== Requirements ==
Output all the entries word for word. Omit the pictures.
━━ Excerpted data
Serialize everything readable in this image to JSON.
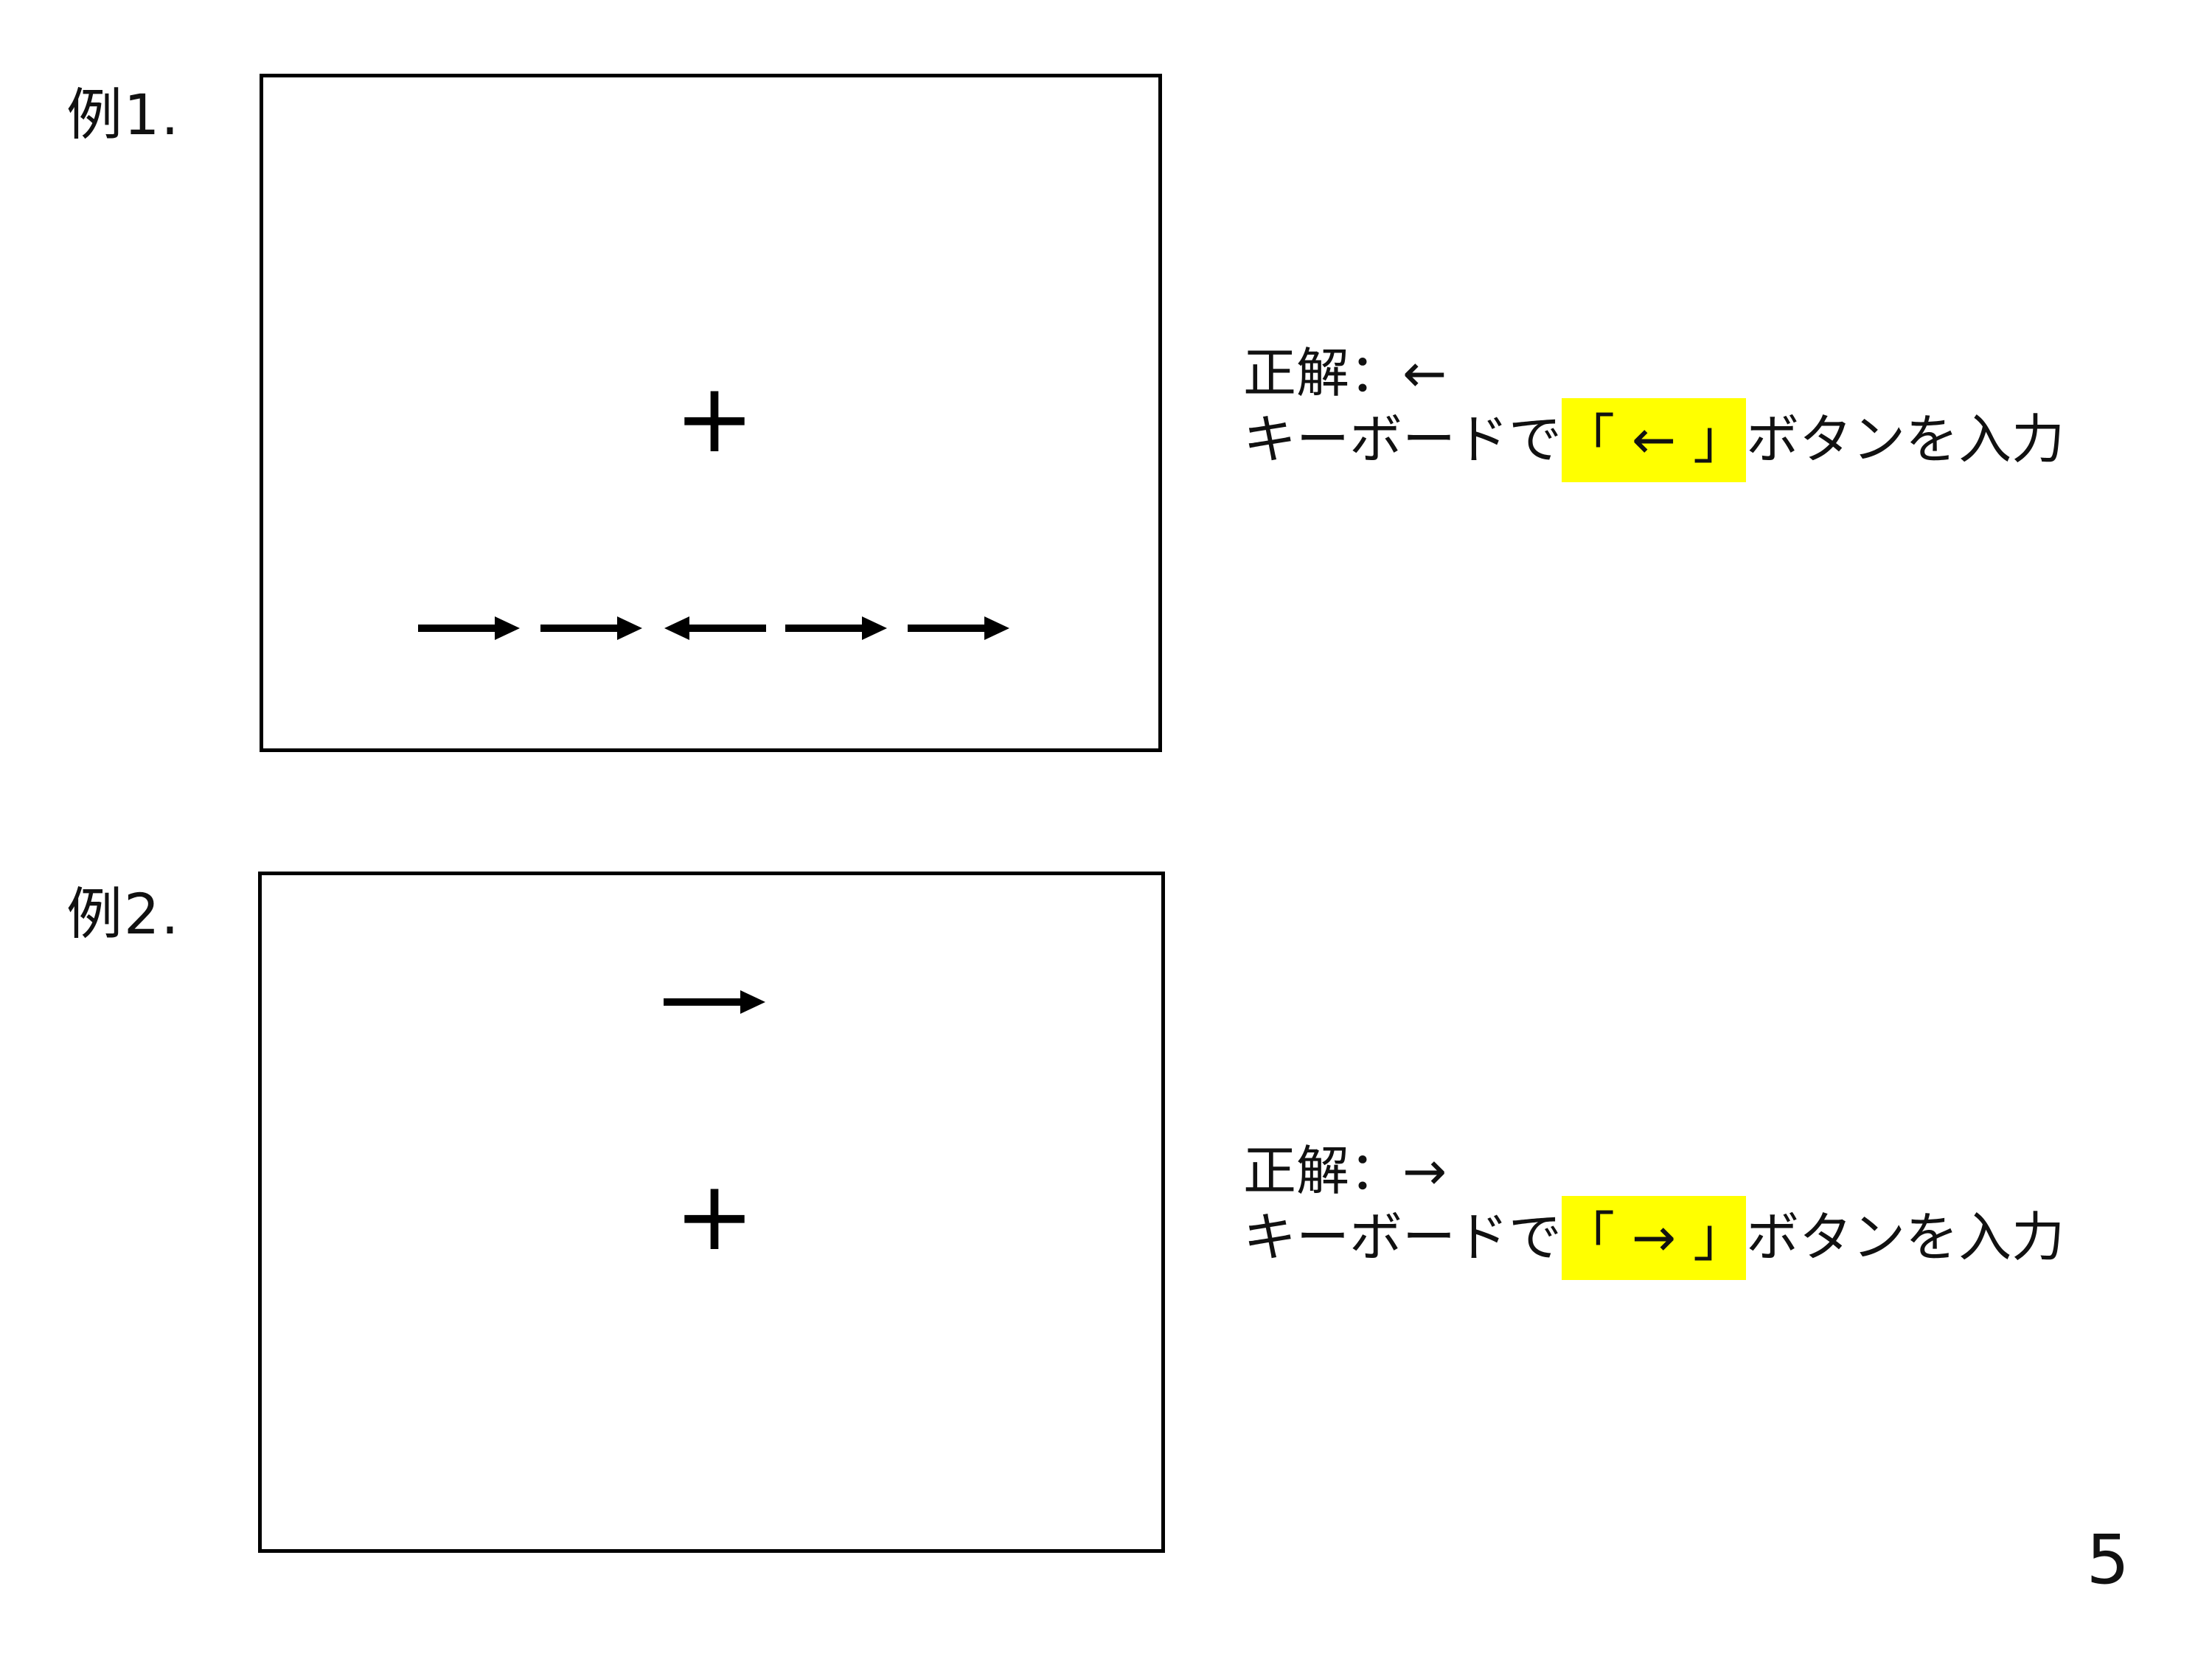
{
  "examples": [
    {
      "label": "例1.",
      "fixation": "+",
      "answer_line": "正解：←",
      "instruction_prefix": "キーボードで",
      "instruction_key": "「 ← 」",
      "instruction_suffix": "ボタンを入力"
    },
    {
      "label": "例2.",
      "fixation": "+",
      "answer_line": "正解：→",
      "instruction_prefix": "キーボードで",
      "instruction_key": "「 → 」",
      "instruction_suffix": "ボタンを入力"
    }
  ],
  "page_number": "5",
  "icons": [
    "right-arrow-icon",
    "left-arrow-icon"
  ],
  "colors": {
    "highlight": "#ffff00",
    "border": "#000000",
    "text": "#111111"
  }
}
━━━━
== In response ==
Serialize everything readable in this image to JSON.
{
  "examples": [
    {
      "label": "例1.",
      "fixation": "+",
      "answer_line": "正解：←",
      "instruction_prefix": "キーボードで",
      "instruction_key": "「 ← 」",
      "instruction_suffix": "ボタンを入力"
    },
    {
      "label": "例2.",
      "fixation": "+",
      "answer_line": "正解：→",
      "instruction_prefix": "キーボードで",
      "instruction_key": "「 → 」",
      "instruction_suffix": "ボタンを入力"
    }
  ],
  "page_number": "5",
  "icons": [
    "right-arrow-icon",
    "left-arrow-icon"
  ],
  "colors": {
    "highlight": "#ffff00",
    "border": "#000000",
    "text": "#111111"
  }
}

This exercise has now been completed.